### Aim of the exercise
From the records below, extract all the text exactly and leave the images behind.

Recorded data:
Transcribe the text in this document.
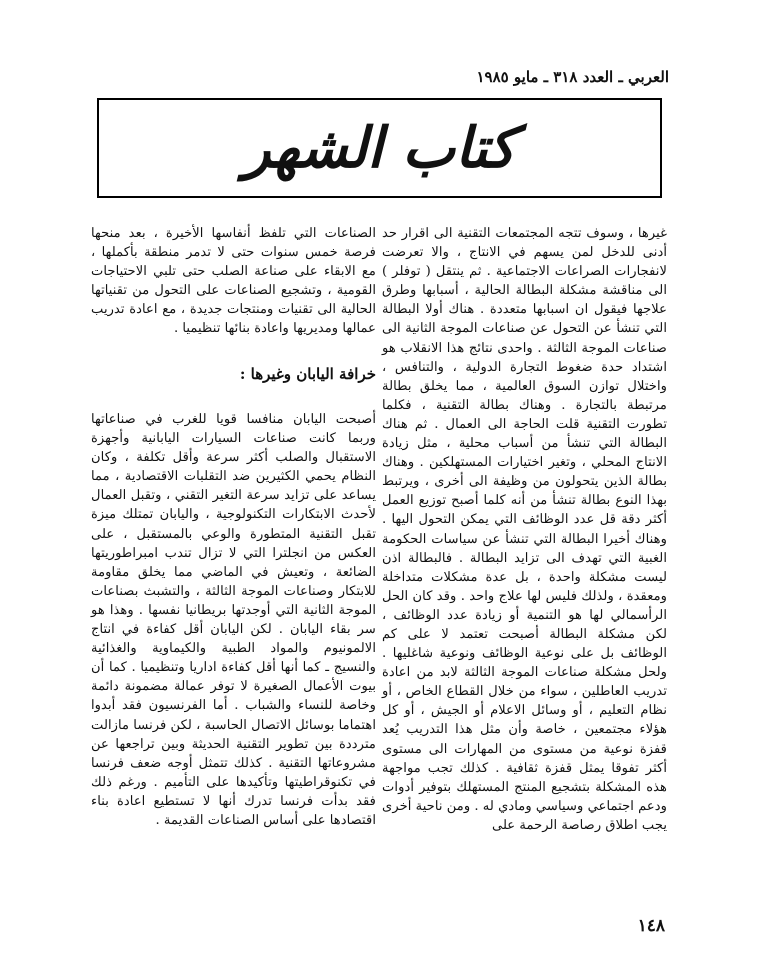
العربي ـ العدد ٣١٨ ـ مايو ١٩٨٥
كتاب الشهر

غيرها ، وسوف تتجه المجتمعات التقنية الى اقرار حد أدنى للدخل لمن يسهم في الانتاج ، والا تعرضت لانفجارات الصراعات الاجتماعية . ثم ينتقل ( توفلر ) الى مناقشة مشكلة البطالة الحالية ، أسبابها وطرق علاجها فيقول ان اسبابها متعددة . هناك أولا البطالة التي تنشأ عن التحول عن صناعات الموجة الثانية الى صناعات الموجة الثالثة . واحدى نتائج هذا الانقلاب هو اشتداد حدة ضغوط التجارة الدولية ، والتنافس ، واختلال توازن السوق العالمية ، مما يخلق بطالة مرتبطة بالتجارة . وهناك بطالة التقنية ، فكلما تطورت التقنية قلت الحاجة الى العمال . ثم هناك البطالة التي تنشأ من أسباب محلية ، مثل زيادة الانتاج المحلي ، وتغير اختيارات المستهلكين . وهناك بطالة الذين يتحولون من وظيفة الى أخرى ، ويرتبط بهذا النوع بطالة تنشأ من أنه كلما أصبح توزيع العمل أكثر دقة قل عدد الوظائف التي يمكن التحول اليها . وهناك أخيرا البطالة التي تنشأ عن سياسات الحكومة الغبية التي تهدف الى تزايد البطالة . فالبطالة اذن ليست مشكلة واحدة ، بل عدة مشكلات متداخلة ومعقدة ، ولذلك فليس لها علاج واحد . وقد كان الحل الرأسمالي لها هو التنمية أو زيادة عدد الوظائف ، لكن مشكلة البطالة أصبحت تعتمد لا على كم الوظائف بل على نوعية الوظائف ونوعية شاغليها . ولحل مشكلة صناعات الموجة الثالثة لابد من اعادة تدريب العاطلين ، سواء من خلال القطاع الخاص ، أو نظام التعليم ، أو وسائل الاعلام أو الجيش ، أو كل هؤلاء مجتمعين ، خاصة وأن مثل هذا التدريب يُعد قفزة نوعية من مستوى من المهارات الى مستوى أكثر تفوقا يمثل قفزة ثقافية . كذلك تجب مواجهة هذه المشكلة بتشجيع المنتج المستهلك بتوفير أدوات ودعم اجتماعي وسياسي ومادي له . ومن ناحية أخرى يجب اطلاق رصاصة الرحمة على

الصناعات التي تلفظ أنفاسها الأخيرة ، بعد منحها فرصة خمس سنوات حتى لا تدمر منطقة بأكملها ، مع الابقاء على صناعة الصلب حتى تلبي الاحتياجات القومية ، وتشجيع الصناعات على التحول من تقنياتها الحالية الى تقنيات ومنتجات جديدة ، مع اعادة تدريب عمالها ومديريها واعادة بنائها تنظيميا .

خرافة اليابان وغيرها :

أصبحت اليابان منافسا قويا للغرب في صناعاتها وربما كانت صناعات السيارات اليابانية وأجهزة الاستقبال والصلب أكثر سرعة وأقل تكلفة ، وكان النظام يحمي الكثيرين ضد التقلبات الاقتصادية ، مما يساعد على تزايد سرعة التغير التقني ، وتقبل العمال لأحدث الابتكارات التكنولوجية ، واليابان تمتلك ميزة تقبل التقنية المتطورة والوعي بالمستقبل ، على العكس من انجلترا التي لا تزال تندب امبراطوريتها الضائعة ، وتعيش في الماضي مما يخلق مقاومة للابتكار وصناعات الموجة الثالثة ، والتشبث بصناعات الموجة الثانية التي أوجدتها بريطانيا نفسها . وهذا هو سر بقاء اليابان . لكن اليابان أقل كفاءة في انتاج الالمونيوم والمواد الطبية والكيماوية والغذائية والنسيج ـ كما أنها أقل كفاءة اداريا وتنظيميا . كما أن بيوت الأعمال الصغيرة لا توفر عمالة مضمونة دائمة وخاصة للنساء والشباب . أما الفرنسيون فقد أبدوا اهتماما بوسائل الاتصال الحاسبة ، لكن فرنسا مازالت مترددة بين تطوير التقنية الحديثة وبين تراجعها عن مشروعاتها التقنية . كذلك تتمثل أوجه ضعف فرنسا في تكنوقراطيتها وتأكيدها على التأميم . ورغم ذلك فقد بدأت فرنسا تدرك أنها لا تستطيع اعادة بناء اقتصادها على أساس الصناعات القديمة .

١٤٨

### Task response
Transcribe the text in this document.
العربي ـ العدد ٣١٨ ـ مايو ١٩٨٥
كتاب الشهر

غيرها ، وسوف تتجه المجتمعات التقنية الى اقرار حد أدنى للدخل لمن يسهم في الانتاج ، والا تعرضت لانفجارات الصراعات الاجتماعية . ثم ينتقل ( توفلر ) الى مناقشة مشكلة البطالة الحالية ، أسبابها وطرق علاجها فيقول ان اسبابها متعددة . هناك أولا البطالة التي تنشأ عن التحول عن صناعات الموجة الثانية الى صناعات الموجة الثالثة . واحدى نتائج هذا الانقلاب هو اشتداد حدة ضغوط التجارة الدولية ، والتنافس ، واختلال توازن السوق العالمية ، مما يخلق بطالة مرتبطة بالتجارة . وهناك بطالة التقنية ، فكلما تطورت التقنية قلت الحاجة الى العمال . ثم هناك البطالة التي تنشأ من أسباب محلية ، مثل زيادة الانتاج المحلي ، وتغير اختيارات المستهلكين . وهناك بطالة الذين يتحولون من وظيفة الى أخرى ، ويرتبط بهذا النوع بطالة تنشأ من أنه كلما أصبح توزيع العمل أكثر دقة قل عدد الوظائف التي يمكن التحول اليها . وهناك أخيرا البطالة التي تنشأ عن سياسات الحكومة الغبية التي تهدف الى تزايد البطالة . فالبطالة اذن ليست مشكلة واحدة ، بل عدة مشكلات متداخلة ومعقدة ، ولذلك فليس لها علاج واحد . وقد كان الحل الرأسمالي لها هو التنمية أو زيادة عدد الوظائف ، لكن مشكلة البطالة أصبحت تعتمد لا على كم الوظائف بل على نوعية الوظائف ونوعية شاغليها . ولحل مشكلة صناعات الموجة الثالثة لابد من اعادة تدريب العاطلين ، سواء من خلال القطاع الخاص ، أو نظام التعليم ، أو وسائل الاعلام أو الجيش ، أو كل هؤلاء مجتمعين ، خاصة وأن مثل هذا التدريب يُعد قفزة نوعية من مستوى من المهارات الى مستوى أكثر تفوقا يمثل قفزة ثقافية . كذلك تجب مواجهة هذه المشكلة بتشجيع المنتج المستهلك بتوفير أدوات ودعم اجتماعي وسياسي ومادي له . ومن ناحية أخرى يجب اطلاق رصاصة الرحمة على

الصناعات التي تلفظ أنفاسها الأخيرة ، بعد منحها فرصة خمس سنوات حتى لا تدمر منطقة بأكملها ، مع الابقاء على صناعة الصلب حتى تلبي الاحتياجات القومية ، وتشجيع الصناعات على التحول من تقنياتها الحالية الى تقنيات ومنتجات جديدة ، مع اعادة تدريب عمالها ومديريها واعادة بنائها تنظيميا .

خرافة اليابان وغيرها :

أصبحت اليابان منافسا قويا للغرب في صناعاتها وربما كانت صناعات السيارات اليابانية وأجهزة الاستقبال والصلب أكثر سرعة وأقل تكلفة ، وكان النظام يحمي الكثيرين ضد التقلبات الاقتصادية ، مما يساعد على تزايد سرعة التغير التقني ، وتقبل العمال لأحدث الابتكارات التكنولوجية ، واليابان تمتلك ميزة تقبل التقنية المتطورة والوعي بالمستقبل ، على العكس من انجلترا التي لا تزال تندب امبراطوريتها الضائعة ، وتعيش في الماضي مما يخلق مقاومة للابتكار وصناعات الموجة الثالثة ، والتشبث بصناعات الموجة الثانية التي أوجدتها بريطانيا نفسها . وهذا هو سر بقاء اليابان . لكن اليابان أقل كفاءة في انتاج الالمونيوم والمواد الطبية والكيماوية والغذائية والنسيج ـ كما أنها أقل كفاءة اداريا وتنظيميا . كما أن بيوت الأعمال الصغيرة لا توفر عمالة مضمونة دائمة وخاصة للنساء والشباب . أما الفرنسيون فقد أبدوا اهتماما بوسائل الاتصال الحاسبة ، لكن فرنسا مازالت مترددة بين تطوير التقنية الحديثة وبين تراجعها عن مشروعاتها التقنية . كذلك تتمثل أوجه ضعف فرنسا في تكنوقراطيتها وتأكيدها على التأميم . ورغم ذلك فقد بدأت فرنسا تدرك أنها لا تستطيع اعادة بناء اقتصادها على أساس الصناعات القديمة .

١٤٨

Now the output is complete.